═════ Data excerpts
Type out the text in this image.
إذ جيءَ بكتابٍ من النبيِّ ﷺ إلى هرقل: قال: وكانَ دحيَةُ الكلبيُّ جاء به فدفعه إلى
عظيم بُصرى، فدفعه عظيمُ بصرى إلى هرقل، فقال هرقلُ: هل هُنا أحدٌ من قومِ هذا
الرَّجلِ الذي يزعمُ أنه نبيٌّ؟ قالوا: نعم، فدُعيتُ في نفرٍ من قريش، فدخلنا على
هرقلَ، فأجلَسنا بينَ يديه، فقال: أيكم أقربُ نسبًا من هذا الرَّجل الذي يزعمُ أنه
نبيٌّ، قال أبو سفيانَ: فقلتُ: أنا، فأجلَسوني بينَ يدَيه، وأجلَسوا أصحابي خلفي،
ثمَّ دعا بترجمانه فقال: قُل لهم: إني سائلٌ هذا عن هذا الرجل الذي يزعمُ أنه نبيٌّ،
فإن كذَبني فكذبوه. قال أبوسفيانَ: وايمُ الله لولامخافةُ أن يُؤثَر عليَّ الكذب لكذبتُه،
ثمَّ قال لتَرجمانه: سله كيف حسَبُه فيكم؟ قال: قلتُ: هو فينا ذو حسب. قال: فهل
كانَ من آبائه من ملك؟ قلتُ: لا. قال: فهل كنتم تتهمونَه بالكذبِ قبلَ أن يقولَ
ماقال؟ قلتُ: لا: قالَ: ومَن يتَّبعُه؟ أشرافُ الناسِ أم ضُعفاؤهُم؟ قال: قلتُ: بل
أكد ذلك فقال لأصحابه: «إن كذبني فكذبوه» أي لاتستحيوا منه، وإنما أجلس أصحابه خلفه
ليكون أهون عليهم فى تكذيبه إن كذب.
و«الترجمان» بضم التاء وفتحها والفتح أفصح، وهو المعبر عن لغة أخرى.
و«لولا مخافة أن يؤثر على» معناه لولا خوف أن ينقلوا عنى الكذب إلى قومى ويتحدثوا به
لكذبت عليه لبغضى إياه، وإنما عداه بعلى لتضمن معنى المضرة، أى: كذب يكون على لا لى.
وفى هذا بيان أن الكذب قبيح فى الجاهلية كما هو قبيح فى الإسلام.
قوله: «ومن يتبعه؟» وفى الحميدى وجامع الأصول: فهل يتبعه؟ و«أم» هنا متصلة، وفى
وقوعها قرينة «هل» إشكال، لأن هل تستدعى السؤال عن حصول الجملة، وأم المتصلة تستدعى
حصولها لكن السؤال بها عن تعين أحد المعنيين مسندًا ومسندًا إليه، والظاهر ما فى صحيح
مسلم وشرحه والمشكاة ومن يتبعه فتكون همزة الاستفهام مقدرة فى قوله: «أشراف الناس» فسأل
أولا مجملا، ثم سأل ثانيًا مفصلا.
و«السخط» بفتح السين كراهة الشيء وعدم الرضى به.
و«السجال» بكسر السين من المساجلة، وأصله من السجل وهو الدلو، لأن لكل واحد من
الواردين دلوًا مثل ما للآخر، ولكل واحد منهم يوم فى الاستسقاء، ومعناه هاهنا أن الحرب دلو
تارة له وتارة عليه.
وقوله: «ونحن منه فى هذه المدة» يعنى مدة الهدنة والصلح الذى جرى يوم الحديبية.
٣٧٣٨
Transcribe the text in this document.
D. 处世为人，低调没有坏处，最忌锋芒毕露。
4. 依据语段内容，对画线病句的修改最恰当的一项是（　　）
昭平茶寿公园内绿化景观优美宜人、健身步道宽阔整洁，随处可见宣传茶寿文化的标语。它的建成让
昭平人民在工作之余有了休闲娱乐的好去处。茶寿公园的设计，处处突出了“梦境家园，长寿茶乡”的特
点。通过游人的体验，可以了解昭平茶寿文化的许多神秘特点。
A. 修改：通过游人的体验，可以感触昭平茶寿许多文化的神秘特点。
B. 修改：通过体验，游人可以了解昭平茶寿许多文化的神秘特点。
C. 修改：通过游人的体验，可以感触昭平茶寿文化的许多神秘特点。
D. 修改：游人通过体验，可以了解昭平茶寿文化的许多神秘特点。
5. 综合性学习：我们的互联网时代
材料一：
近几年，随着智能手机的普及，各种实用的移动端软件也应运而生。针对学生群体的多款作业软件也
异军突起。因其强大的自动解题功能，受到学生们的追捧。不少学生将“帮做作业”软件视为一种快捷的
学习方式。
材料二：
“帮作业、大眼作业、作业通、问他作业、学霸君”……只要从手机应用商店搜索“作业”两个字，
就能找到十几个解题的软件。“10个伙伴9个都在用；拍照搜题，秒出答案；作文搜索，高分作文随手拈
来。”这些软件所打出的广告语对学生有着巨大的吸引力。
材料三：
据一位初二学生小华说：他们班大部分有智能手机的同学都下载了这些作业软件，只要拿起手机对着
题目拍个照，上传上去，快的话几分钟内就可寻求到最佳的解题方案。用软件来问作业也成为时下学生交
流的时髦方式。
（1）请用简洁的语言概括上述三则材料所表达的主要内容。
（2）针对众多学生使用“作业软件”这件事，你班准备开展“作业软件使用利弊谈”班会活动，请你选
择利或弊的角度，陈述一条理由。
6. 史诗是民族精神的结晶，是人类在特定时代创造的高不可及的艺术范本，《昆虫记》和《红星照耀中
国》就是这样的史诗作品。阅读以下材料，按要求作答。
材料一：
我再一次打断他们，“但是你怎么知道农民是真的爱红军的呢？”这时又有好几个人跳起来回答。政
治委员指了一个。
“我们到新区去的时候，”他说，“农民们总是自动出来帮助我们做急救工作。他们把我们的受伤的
══════════
Short exercise: From the listing above, copy every line that includes the word "الذي".

The response:
الرَّجلِ الذي يزعمُ أنه نبيٌّ؟ قالوا: نعم، فدُعيتُ في نفرٍ من قريش، فدخلنا على
هرقلَ، فأجلَسنا بينَ يديه، فقال: أيكم أقربُ نسبًا من هذا الرَّجل الذي يزعمُ أنه
ثمَّ دعا بترجمانه فقال: قُل لهم: إني سائلٌ هذا عن هذا الرجل الذي يزعمُ أنه نبيٌّ،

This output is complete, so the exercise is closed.